* TREŚĆ STRONY *
----------------

Jeżeli miałbym mieć jakiekolwiek uwagi, to do formy. Jeżeli syn mnie będzie pytał o zdanie, to raczej bym mu doradzał, żeby skoncentrował się na rozwoju swoich talentów filozoficznych niż wokalnych - powiedział w "Kropce nad i" lider Porozumienia i były wicepremier Jarosław Gowin. Skomentował nagranie Ziemowita Gowina w ramach akcji #Hot16Challenge2. Odniósł się także do słów wicemarszałka Ryszarda Terleckiego (PiS), który pytany o klip syna Gowina ocenił, że "to jakiś świr".
Syn Jarosława Gowina Ziemowit Gowin opublikował w niedzielę w mediach społecznościowych nagranie w ramach akcji #Hot16Challenge2. Wyzwanie polega na nagraniu 16 wersów i nominowaniu kolejnych osób, które mają stworzyć swój kawałek w 72 godziny. W ramach akcji zbierane są pieniądze na pomoc służbie zdrowia w związku z pandemią COVID-19.
W klipie "Państwo z dykty" Ziemowit Gowin w krytycznych i często wulgarnych słowach odnosi się do działań rządu. "Państwo z dykty? Chyba z totalnego g...a" – brzmi jeden z wersów nagrania. "Nie słuchaj tych bajerów, pogońmy razem PiS-owskich frajerów" – rapuje Gowin.
Gowin o nagraniu syna: ma prawo do swoich poglądów
Były wicepremier Jarosław Gowin powiedział w poniedziałek w "Kropce nad i", że syn jest dorosłym człowiekiem i ma prawo do własnych poglądów. - Różnice zdań w sprawach politycznych w niczym nie zaburzą naszych świetnych relacji - podkreślił. - Jeżeli miałbym mieć jakiekolwiek uwagi, to do formy. Syn jest zdolnym filozofem. Jeżeli mnie będzie pytał o zdanie, to raczej bym mu doradzał, żeby skoncentrował się na rozwoju swoich talentów filozoficznych niż wokalnych - powiedział Gowin.

----------------

* ZADANIE DO WYKONANIA *
Kontynuuj powyższy tekst o komentarzu Jarosława Gowina do nagrania syna, zaczynając od razu po jego ostatnim zdaniu.

* FRAGMENT ZBIORU DANYCH *
----------------

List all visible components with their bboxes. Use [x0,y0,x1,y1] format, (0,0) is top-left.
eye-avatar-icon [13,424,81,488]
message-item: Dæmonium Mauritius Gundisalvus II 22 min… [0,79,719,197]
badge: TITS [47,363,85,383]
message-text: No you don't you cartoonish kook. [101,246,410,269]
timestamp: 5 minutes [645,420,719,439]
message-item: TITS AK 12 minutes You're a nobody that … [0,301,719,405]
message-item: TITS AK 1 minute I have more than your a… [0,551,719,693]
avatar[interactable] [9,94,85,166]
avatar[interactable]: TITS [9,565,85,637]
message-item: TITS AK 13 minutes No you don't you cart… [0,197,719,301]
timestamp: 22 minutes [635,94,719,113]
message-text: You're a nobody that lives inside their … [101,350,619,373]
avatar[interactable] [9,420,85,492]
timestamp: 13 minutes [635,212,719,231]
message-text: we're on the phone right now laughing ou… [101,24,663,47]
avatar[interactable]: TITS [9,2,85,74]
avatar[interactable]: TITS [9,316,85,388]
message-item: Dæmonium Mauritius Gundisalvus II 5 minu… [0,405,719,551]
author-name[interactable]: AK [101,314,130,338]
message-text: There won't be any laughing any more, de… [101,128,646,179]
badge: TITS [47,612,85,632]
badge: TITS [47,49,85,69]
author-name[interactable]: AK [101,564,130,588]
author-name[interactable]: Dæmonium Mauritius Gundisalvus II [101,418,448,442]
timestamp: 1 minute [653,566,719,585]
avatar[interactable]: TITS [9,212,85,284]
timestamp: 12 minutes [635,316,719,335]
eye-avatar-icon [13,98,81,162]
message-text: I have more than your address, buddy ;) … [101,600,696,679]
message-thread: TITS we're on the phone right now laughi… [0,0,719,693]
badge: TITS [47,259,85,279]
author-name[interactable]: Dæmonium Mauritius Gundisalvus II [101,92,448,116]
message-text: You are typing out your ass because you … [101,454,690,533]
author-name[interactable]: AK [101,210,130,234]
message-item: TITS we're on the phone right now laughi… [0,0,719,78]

----------------

* WYNIK PONIŻEJ *
Na pytanie, czy wiedział, że syn ma takie poglądy, odpowiedział, że bardzo często rozmawia z synem, bo mają wspólne zainteresowania. - Ja kiedyś, on obecnie zajmujemy się filozofią polityki, więc oczywiście doskonale znam poglądy polityczne mojego syna - dodał.
- Mogę się z nimi zgadzać, nie zgadzać, częściowo zgadzać, bardzo nie zgadzać, natomiast jeszcze raz podkreślam: jest dorosłym człowiekiem, ma pełne prawo posiadania swoich poglądów. Co do warstwy estetycznej, ocenę wyrażę przy rodzinnym stole - zaznaczył Gowin.
Gowin o słowach Terleckiego
Wicemarszałek Sejmu Ryszard Terlecki (PiS) był pytany w poniedziałek w Sejmie o nagranie Ziemowita Gowina. - To jakiś świr - ocenił polityk Prawa i Sprawiedliwości. Po chwili dodał, że "nie wiedział", że to syn Gowina.
- Moją ocenę słów pana marszałka Terleckiego też wyrażę w rozmowie w cztery oczy - powiedział w "Kropce nad i" Jarosław Gowin. Pytany, czy będzie dosadna, odparł, że "na pewno nie posłuży się takim językiem", jak w rapie jego syn.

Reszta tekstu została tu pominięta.